Stored data entries:
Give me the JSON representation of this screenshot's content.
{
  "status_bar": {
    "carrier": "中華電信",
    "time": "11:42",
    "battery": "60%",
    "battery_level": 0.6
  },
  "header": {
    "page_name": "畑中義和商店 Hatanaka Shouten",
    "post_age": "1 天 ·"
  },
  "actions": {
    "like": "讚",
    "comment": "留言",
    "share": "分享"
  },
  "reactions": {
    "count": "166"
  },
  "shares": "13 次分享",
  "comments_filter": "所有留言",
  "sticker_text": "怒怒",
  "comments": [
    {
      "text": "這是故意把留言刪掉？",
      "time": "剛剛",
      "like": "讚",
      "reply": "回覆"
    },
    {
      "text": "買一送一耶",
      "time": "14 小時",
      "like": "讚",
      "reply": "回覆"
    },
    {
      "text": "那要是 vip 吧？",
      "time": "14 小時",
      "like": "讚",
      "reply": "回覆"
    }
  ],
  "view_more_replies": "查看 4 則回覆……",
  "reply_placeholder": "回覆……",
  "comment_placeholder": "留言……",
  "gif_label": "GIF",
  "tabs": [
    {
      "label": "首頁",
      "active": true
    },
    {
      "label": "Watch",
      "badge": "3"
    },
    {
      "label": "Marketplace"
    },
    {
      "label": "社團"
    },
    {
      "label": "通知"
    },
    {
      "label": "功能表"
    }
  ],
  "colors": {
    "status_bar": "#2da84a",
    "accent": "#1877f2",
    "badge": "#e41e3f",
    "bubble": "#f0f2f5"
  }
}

To do.
Extract each line from the listing above, please, and repeat it exactly.

Written solution.
Give me the JSON representation of this screenshot's content.
{
  "status_bar": {
    "carrier": "中華電信",
    "time": "11:42",
    "battery": "60%",
    "battery_level": 0.6
  },
  "header": {
    "page_name": "畑中義和商店 Hatanaka Shouten",
    "post_age": "1 天 ·"
  },
  "actions": {
    "like": "讚",
    "comment": "留言",
    "share": "分享"
  },
  "reactions": {
    "count": "166"
  },
  "shares": "13 次分享",
  "comments_filter": "所有留言",
  "sticker_text": "怒怒",
  "comments": [
    {
      "text": "這是故意把留言刪掉？",
      "time": "剛剛",
      "like": "讚",
      "reply": "回覆"
    },
    {
      "text": "買一送一耶",
      "time": "14 小時",
      "like": "讚",
      "reply": "回覆"
    },
    {
      "text": "那要是 vip 吧？",
      "time": "14 小時",
      "like": "讚",
      "reply": "回覆"
    }
  ],
  "view_more_replies": "查看 4 則回覆……",
  "reply_placeholder": "回覆……",
  "comment_placeholder": "留言……",
  "gif_label": "GIF",
  "tabs": [
    {
      "label": "首頁",
      "active": true
    },
    {
      "label": "Watch",
      "badge": "3"
    },
    {
      "label": "Marketplace"
    },
    {
      "label": "社團"
    },
    {
      "label": "通知"
    },
    {
      "label": "功能表"
    }
  ],
  "colors": {
    "status_bar": "#2da84a",
    "accent": "#1877f2",
    "badge": "#e41e3f",
    "bubble": "#f0f2f5"
  }
}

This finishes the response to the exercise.